··· Brano fornito
Guerra Fredda a Nord-Est

Opere e Sbarramenti.
Durante gli anni della guerra fredda la massa di manovra dell’Esercito Italiano era schierato a protezione della soglia di Gorizia e della linea delle Alpi.


Tra i reparti dislocati si annoveravano numerose unità di fanteria e di alpini d’arresto; queste unità presidiavano una serie di opere (in pianura) e sbarramenti (in montagna) situate nei punti di passaggio obbligato lungo le direttrici di probabile penetrazione da parte delle truppe del Patto di Varsavia.
Scopo principale delle fortificazioni permanenti era di sostenere lo sforzo di contenimento e di contrasto contro un eventuale invasore da parte delle unità corazzate e meccanizzate.
Le fortificazioni permanenti erano costituite da vari tipi di “opere” e “sbarramenti” in particolare:

  • Postazioni “P” armate di cannoni anticarro;
  • Postazioni “M” armate di mitragliatrici;
  • Posti di osservazione;
  • Posti comando.
······
◆ Usando le informazioni ◆
• A. Riscrivi il brano sulla guerra fredda a Nord-Est, tutto da "Opere e Sbarramenti." giù fino a "corazzate e meccanizzate.", mettendo "blocco sovietico" al posto di "Patto di Varsavia".
• B. Nel brano sulla guerra fredda a Nord-Est, di quali armi erano dotate le postazioni “M”?
• C. Prosegui il brano sulle opere e gli sbarramenti della guerra fredda a Nord-Est dal punto in cui si interrompe.
Le righe riportate qui non servono.
··· Righe mostrate
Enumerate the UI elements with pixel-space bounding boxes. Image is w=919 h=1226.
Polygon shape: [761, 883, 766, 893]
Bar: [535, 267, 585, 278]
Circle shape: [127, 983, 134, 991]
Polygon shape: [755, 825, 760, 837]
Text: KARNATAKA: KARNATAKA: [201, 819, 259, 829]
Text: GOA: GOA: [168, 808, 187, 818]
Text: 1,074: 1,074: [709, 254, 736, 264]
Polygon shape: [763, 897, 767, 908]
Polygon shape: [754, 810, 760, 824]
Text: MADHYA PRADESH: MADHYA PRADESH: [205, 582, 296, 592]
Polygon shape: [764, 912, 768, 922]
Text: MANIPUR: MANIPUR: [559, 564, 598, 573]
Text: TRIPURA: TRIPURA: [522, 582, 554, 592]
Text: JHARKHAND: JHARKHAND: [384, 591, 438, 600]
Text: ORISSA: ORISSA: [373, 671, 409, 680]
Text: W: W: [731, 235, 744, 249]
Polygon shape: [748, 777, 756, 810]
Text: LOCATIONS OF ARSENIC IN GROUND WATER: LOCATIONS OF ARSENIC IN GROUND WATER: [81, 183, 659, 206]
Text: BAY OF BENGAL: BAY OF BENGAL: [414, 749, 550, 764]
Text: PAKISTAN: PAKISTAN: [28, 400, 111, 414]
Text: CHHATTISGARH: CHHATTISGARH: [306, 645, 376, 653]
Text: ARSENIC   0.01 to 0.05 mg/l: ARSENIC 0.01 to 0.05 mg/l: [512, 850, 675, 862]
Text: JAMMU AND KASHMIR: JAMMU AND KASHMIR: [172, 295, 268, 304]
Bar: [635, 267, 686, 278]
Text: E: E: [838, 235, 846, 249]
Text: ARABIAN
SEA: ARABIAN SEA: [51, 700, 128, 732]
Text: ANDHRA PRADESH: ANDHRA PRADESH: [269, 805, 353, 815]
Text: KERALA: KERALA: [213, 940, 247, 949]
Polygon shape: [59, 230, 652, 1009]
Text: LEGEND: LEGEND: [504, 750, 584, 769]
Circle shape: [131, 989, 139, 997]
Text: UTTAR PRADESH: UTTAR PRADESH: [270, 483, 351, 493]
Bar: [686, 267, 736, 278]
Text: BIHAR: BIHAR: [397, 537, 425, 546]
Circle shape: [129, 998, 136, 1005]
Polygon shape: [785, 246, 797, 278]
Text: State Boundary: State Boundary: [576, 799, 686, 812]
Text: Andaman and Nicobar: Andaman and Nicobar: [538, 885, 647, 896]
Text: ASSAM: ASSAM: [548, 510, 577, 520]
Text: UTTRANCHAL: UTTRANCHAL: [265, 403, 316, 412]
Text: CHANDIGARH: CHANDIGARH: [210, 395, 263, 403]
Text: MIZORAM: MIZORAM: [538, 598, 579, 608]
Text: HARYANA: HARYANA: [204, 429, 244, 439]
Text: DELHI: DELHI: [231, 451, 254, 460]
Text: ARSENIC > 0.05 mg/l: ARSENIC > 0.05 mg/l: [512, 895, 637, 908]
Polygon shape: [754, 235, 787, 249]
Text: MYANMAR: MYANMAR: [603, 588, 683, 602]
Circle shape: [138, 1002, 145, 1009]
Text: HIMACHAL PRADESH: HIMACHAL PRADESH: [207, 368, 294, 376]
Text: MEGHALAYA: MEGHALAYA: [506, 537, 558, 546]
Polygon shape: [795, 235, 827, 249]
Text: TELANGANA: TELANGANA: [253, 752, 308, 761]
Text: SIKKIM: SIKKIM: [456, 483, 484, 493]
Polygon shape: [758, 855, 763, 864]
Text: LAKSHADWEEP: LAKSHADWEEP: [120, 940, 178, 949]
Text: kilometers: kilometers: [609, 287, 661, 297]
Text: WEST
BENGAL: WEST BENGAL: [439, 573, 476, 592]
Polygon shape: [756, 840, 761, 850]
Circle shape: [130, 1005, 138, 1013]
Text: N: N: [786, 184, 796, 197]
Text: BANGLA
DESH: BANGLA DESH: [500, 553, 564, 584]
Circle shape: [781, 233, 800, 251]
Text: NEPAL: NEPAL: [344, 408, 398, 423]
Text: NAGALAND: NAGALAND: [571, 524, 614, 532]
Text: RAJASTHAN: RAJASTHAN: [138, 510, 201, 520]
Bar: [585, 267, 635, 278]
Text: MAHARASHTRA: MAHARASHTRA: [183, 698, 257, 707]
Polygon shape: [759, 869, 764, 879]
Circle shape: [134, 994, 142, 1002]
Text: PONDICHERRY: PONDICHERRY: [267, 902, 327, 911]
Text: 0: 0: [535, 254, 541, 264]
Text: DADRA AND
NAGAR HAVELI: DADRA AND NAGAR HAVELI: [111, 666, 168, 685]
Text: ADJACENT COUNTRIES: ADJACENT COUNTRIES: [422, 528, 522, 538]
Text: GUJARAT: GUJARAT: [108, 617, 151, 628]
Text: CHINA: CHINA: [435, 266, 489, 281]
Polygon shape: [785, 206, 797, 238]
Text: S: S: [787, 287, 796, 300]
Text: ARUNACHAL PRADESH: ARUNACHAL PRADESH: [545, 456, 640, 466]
······
◆ Elenco risposte ◆
• A.
Opere e Sbarramenti.
Durante gli anni della guerra fredda la massa di manovra dell’Esercito Italiano era schierato a protezione della soglia di Gorizia e della linea delle Alpi.


Tra i reparti dislocati si annoveravano numerose unità di fanteria e di alpini d’arresto; queste unità presidiavano una serie di opere (in pianura) e sbarramenti (in montagna) situate nei punti di passaggio obbligato lungo le direttrici di probabile penetrazione da parte delle truppe del blocco sovietico.
Scopo principale delle fortificazioni permanenti era di sostenere lo sforzo di contenimento e di contrasto contro un eventuale invasore da parte delle unità corazzate e meccanizzate.

• B. Di mitragliatrici.

• C.
    Le postazioni “P” sono quelle che hanno più a che fare con l’argomento del gruppo in quanto molte di esse erano dotate di torrette di carri M26 “Pershing”, “M4 Sherman” e, in casi molto rari, M15/42 (queste ultime come postazioni di mitragliatrici).
    Esistevano due tipi di postazioni dotate di tali torrette:
  • Postazioni “P” con torrette enucleate e posizionate in basamenti di cemento;
  • Postazioni “P” dotate di “vasche” di cemento nelle quali erano posizionati i carri, privati dei motori e degli organi di trasmissione, in posizione “a scafo sotto” con la torretta (unica parte funzionante del carro) che sporgeva al di sopra del terreno.
    Le postazioni “P” non dotate di torrette erano armate con cannoni anticarro da 90/32 Mecar a bassa pressione (di produzione belga)
    In tempo di pace le torrette e le cupole erano camuffate nei modi più disparati, utilizzando capanni in legno, garage prefabbricati in lamiera. costruendo finti covoni di fieno o finti massi di roccia; le opere di montagna più grandi avevano le feritoie mascherate con portelli in finta roccia, celati alla vista grazie ad appositi rimboschimenti.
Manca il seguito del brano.